What this task involves: Please pick out every line of the listing below that contains the word "Flank", and copy each one.

Input rows:
☆ ☆ ☆

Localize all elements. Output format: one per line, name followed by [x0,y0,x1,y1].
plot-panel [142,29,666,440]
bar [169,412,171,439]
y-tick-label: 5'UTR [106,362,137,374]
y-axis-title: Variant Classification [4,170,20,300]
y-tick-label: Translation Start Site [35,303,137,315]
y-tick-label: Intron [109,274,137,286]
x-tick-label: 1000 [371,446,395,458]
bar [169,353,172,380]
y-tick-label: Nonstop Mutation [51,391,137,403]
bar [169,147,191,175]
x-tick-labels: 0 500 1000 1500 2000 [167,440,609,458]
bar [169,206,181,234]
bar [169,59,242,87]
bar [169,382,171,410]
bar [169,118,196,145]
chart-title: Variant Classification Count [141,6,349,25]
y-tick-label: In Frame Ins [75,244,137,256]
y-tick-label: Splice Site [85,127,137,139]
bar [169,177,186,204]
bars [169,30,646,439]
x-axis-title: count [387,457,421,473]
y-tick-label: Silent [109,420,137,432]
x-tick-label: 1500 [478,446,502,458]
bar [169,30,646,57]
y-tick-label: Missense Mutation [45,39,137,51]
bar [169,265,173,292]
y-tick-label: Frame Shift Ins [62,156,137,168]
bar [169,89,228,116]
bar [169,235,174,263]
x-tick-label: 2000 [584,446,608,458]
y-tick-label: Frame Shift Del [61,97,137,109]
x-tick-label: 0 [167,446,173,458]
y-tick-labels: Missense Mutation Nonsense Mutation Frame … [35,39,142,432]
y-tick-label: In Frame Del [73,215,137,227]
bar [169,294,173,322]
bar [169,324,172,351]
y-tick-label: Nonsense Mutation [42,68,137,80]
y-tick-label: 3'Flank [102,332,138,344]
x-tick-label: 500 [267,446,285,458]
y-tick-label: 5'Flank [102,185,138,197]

☆ ☆ ☆

Written response:
y-tick-label: 3'Flank [102,332,138,344]
y-tick-label: 5'Flank [102,185,138,197]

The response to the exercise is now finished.